Stored dataset items

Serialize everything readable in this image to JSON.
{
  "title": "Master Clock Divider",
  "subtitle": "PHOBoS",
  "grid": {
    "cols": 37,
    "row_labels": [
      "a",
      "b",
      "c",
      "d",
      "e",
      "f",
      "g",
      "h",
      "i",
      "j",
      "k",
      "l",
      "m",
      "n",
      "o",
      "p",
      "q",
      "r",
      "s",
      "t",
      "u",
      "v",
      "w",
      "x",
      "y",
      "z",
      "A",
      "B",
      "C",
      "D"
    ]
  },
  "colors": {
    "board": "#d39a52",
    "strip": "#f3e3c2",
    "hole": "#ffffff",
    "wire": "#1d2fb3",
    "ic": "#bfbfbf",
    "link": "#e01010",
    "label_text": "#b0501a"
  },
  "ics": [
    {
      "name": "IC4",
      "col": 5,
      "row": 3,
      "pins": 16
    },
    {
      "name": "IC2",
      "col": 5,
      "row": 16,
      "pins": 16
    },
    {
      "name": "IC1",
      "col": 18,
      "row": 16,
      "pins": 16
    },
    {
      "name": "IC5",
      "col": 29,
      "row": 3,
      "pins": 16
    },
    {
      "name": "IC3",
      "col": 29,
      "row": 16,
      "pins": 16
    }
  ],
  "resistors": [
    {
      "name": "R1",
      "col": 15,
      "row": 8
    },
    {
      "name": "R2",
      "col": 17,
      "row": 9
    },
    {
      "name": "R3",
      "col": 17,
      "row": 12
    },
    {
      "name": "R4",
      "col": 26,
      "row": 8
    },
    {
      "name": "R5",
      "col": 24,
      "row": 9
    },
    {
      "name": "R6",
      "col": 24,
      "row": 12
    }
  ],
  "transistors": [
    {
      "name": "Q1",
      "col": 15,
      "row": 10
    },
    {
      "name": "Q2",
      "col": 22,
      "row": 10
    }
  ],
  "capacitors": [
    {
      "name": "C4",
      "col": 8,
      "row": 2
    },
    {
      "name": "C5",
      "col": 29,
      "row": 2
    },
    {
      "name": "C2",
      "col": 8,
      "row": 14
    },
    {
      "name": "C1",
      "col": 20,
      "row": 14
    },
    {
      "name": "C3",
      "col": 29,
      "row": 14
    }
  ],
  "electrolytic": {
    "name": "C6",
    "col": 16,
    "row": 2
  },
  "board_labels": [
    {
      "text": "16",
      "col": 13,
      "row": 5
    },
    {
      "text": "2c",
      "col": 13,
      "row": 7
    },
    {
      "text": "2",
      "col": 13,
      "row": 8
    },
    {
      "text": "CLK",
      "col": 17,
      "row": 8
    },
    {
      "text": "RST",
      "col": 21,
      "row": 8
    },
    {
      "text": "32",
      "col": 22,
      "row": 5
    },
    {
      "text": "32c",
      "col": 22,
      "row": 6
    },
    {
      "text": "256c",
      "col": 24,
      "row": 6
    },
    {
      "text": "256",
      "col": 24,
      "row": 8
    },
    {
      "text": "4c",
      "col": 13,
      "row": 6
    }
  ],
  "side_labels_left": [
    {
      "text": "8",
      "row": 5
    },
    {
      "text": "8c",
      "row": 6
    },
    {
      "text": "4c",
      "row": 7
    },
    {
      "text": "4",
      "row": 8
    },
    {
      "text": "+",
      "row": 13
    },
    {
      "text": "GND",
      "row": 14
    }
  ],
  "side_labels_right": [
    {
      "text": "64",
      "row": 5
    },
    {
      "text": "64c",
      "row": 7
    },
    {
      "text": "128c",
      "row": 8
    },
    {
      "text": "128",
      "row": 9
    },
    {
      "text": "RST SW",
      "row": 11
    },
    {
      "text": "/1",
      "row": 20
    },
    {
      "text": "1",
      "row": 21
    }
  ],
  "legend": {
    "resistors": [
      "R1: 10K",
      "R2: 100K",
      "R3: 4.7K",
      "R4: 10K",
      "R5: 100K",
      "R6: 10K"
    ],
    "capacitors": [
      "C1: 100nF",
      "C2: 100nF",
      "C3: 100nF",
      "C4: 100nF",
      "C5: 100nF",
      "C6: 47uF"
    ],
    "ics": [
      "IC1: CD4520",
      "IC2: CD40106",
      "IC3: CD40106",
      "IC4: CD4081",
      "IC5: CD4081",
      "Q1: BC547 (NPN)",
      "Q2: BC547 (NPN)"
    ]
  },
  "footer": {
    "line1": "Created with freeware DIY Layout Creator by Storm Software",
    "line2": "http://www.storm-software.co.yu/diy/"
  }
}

• [Directive]
Reproduce the material in full, with no word added or dropped.

• [Complete response]
Serialize everything readable in this image to JSON.
{
  "title": "Master Clock Divider",
  "subtitle": "PHOBoS",
  "grid": {
    "cols": 37,
    "row_labels": [
      "a",
      "b",
      "c",
      "d",
      "e",
      "f",
      "g",
      "h",
      "i",
      "j",
      "k",
      "l",
      "m",
      "n",
      "o",
      "p",
      "q",
      "r",
      "s",
      "t",
      "u",
      "v",
      "w",
      "x",
      "y",
      "z",
      "A",
      "B",
      "C",
      "D"
    ]
  },
  "colors": {
    "board": "#d39a52",
    "strip": "#f3e3c2",
    "hole": "#ffffff",
    "wire": "#1d2fb3",
    "ic": "#bfbfbf",
    "link": "#e01010",
    "label_text": "#b0501a"
  },
  "ics": [
    {
      "name": "IC4",
      "col": 5,
      "row": 3,
      "pins": 16
    },
    {
      "name": "IC2",
      "col": 5,
      "row": 16,
      "pins": 16
    },
    {
      "name": "IC1",
      "col": 18,
      "row": 16,
      "pins": 16
    },
    {
      "name": "IC5",
      "col": 29,
      "row": 3,
      "pins": 16
    },
    {
      "name": "IC3",
      "col": 29,
      "row": 16,
      "pins": 16
    }
  ],
  "resistors": [
    {
      "name": "R1",
      "col": 15,
      "row": 8
    },
    {
      "name": "R2",
      "col": 17,
      "row": 9
    },
    {
      "name": "R3",
      "col": 17,
      "row": 12
    },
    {
      "name": "R4",
      "col": 26,
      "row": 8
    },
    {
      "name": "R5",
      "col": 24,
      "row": 9
    },
    {
      "name": "R6",
      "col": 24,
      "row": 12
    }
  ],
  "transistors": [
    {
      "name": "Q1",
      "col": 15,
      "row": 10
    },
    {
      "name": "Q2",
      "col": 22,
      "row": 10
    }
  ],
  "capacitors": [
    {
      "name": "C4",
      "col": 8,
      "row": 2
    },
    {
      "name": "C5",
      "col": 29,
      "row": 2
    },
    {
      "name": "C2",
      "col": 8,
      "row": 14
    },
    {
      "name": "C1",
      "col": 20,
      "row": 14
    },
    {
      "name": "C3",
      "col": 29,
      "row": 14
    }
  ],
  "electrolytic": {
    "name": "C6",
    "col": 16,
    "row": 2
  },
  "board_labels": [
    {
      "text": "16",
      "col": 13,
      "row": 5
    },
    {
      "text": "2c",
      "col": 13,
      "row": 7
    },
    {
      "text": "2",
      "col": 13,
      "row": 8
    },
    {
      "text": "CLK",
      "col": 17,
      "row": 8
    },
    {
      "text": "RST",
      "col": 21,
      "row": 8
    },
    {
      "text": "32",
      "col": 22,
      "row": 5
    },
    {
      "text": "32c",
      "col": 22,
      "row": 6
    },
    {
      "text": "256c",
      "col": 24,
      "row": 6
    },
    {
      "text": "256",
      "col": 24,
      "row": 8
    },
    {
      "text": "4c",
      "col": 13,
      "row": 6
    }
  ],
  "side_labels_left": [
    {
      "text": "8",
      "row": 5
    },
    {
      "text": "8c",
      "row": 6
    },
    {
      "text": "4c",
      "row": 7
    },
    {
      "text": "4",
      "row": 8
    },
    {
      "text": "+",
      "row": 13
    },
    {
      "text": "GND",
      "row": 14
    }
  ],
  "side_labels_right": [
    {
      "text": "64",
      "row": 5
    },
    {
      "text": "64c",
      "row": 7
    },
    {
      "text": "128c",
      "row": 8
    },
    {
      "text": "128",
      "row": 9
    },
    {
      "text": "RST SW",
      "row": 11
    },
    {
      "text": "/1",
      "row": 20
    },
    {
      "text": "1",
      "row": 21
    }
  ],
  "legend": {
    "resistors": [
      "R1: 10K",
      "R2: 100K",
      "R3: 4.7K",
      "R4: 10K",
      "R5: 100K",
      "R6: 10K"
    ],
    "capacitors": [
      "C1: 100nF",
      "C2: 100nF",
      "C3: 100nF",
      "C4: 100nF",
      "C5: 100nF",
      "C6: 47uF"
    ],
    "ics": [
      "IC1: CD4520",
      "IC2: CD40106",
      "IC3: CD40106",
      "IC4: CD4081",
      "IC5: CD4081",
      "Q1: BC547 (NPN)",
      "Q2: BC547 (NPN)"
    ]
  },
  "footer": {
    "line1": "Created with freeware DIY Layout Creator by Storm Software",
    "line2": "http://www.storm-software.co.yu/diy/"
  }
}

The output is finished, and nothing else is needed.